Directive:
From the listing below, count the lines where the string "false" occurs. Give the number, with no other words.

Source data
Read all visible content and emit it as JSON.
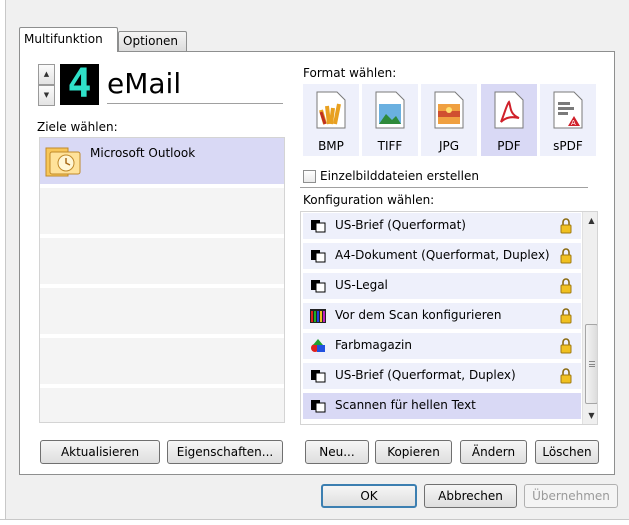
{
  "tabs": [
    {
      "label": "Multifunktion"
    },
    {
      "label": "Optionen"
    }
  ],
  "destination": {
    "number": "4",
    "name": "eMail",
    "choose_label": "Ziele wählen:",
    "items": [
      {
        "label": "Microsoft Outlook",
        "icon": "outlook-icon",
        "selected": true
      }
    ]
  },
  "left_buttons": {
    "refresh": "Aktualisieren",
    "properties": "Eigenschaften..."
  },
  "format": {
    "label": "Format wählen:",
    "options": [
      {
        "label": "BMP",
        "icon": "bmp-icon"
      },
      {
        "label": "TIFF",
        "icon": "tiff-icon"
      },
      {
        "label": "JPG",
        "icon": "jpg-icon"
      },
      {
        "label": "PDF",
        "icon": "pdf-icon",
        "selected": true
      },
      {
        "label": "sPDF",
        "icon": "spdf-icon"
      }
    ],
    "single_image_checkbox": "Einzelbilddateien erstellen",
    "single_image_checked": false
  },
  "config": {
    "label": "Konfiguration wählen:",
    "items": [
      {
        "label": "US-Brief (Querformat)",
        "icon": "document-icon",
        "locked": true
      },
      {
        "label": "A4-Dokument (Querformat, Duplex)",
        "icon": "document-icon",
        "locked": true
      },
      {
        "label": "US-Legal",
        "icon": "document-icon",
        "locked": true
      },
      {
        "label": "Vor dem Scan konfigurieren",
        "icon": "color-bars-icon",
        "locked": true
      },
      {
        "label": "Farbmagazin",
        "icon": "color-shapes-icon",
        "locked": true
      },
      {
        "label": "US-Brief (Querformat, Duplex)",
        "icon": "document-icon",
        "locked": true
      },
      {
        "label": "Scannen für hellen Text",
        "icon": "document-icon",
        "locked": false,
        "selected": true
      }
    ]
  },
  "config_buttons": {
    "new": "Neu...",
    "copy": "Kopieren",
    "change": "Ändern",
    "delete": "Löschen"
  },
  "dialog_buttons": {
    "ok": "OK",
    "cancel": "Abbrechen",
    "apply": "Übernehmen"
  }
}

In response:
2